• **Task requirements**
Every line below that contains "this" is to be copied.

• **Provided material**

──────

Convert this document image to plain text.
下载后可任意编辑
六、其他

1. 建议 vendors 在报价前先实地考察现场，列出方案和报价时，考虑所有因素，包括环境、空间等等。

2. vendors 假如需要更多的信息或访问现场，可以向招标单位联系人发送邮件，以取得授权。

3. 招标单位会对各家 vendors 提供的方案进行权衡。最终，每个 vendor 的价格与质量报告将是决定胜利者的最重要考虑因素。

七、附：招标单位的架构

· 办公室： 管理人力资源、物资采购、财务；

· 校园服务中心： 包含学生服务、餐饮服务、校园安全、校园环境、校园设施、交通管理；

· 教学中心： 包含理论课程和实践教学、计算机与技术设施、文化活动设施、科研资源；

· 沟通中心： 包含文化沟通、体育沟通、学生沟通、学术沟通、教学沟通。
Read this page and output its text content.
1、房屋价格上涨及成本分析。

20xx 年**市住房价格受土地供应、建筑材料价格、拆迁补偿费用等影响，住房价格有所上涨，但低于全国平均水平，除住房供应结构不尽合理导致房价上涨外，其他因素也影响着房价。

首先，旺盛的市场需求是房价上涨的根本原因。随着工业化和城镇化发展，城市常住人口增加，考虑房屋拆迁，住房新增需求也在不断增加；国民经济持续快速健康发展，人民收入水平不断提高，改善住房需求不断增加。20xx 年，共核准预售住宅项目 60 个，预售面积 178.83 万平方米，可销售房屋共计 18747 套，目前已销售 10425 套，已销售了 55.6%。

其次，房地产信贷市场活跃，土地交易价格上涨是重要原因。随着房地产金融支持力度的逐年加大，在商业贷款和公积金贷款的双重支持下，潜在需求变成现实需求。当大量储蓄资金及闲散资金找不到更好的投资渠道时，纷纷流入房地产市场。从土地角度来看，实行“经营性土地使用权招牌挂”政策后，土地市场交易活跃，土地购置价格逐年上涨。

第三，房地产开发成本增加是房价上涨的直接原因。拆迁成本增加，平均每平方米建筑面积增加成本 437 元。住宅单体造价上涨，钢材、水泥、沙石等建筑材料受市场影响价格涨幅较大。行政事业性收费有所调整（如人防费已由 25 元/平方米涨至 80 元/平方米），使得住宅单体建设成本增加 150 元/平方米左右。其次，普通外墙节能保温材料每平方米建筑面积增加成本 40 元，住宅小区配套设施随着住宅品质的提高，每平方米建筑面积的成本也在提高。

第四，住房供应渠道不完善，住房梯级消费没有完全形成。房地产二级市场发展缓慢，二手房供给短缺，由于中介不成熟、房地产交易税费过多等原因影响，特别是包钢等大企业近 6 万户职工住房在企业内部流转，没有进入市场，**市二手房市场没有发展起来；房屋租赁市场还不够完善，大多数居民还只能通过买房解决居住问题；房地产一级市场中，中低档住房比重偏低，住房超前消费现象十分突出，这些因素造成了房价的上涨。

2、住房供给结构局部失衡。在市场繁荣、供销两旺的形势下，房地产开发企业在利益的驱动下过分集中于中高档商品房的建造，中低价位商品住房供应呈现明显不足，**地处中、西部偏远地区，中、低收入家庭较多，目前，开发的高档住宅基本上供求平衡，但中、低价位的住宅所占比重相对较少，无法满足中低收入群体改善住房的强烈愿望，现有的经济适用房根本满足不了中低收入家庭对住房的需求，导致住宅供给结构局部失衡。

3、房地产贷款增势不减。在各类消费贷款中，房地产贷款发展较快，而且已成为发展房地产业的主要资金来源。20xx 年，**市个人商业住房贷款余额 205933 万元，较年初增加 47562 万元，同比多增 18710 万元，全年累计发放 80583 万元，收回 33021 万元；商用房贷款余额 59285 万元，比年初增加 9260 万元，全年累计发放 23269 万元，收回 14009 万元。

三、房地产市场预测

──────

• **Exercise answer**
Convert this document image to plain text.
Read this page and output its text content.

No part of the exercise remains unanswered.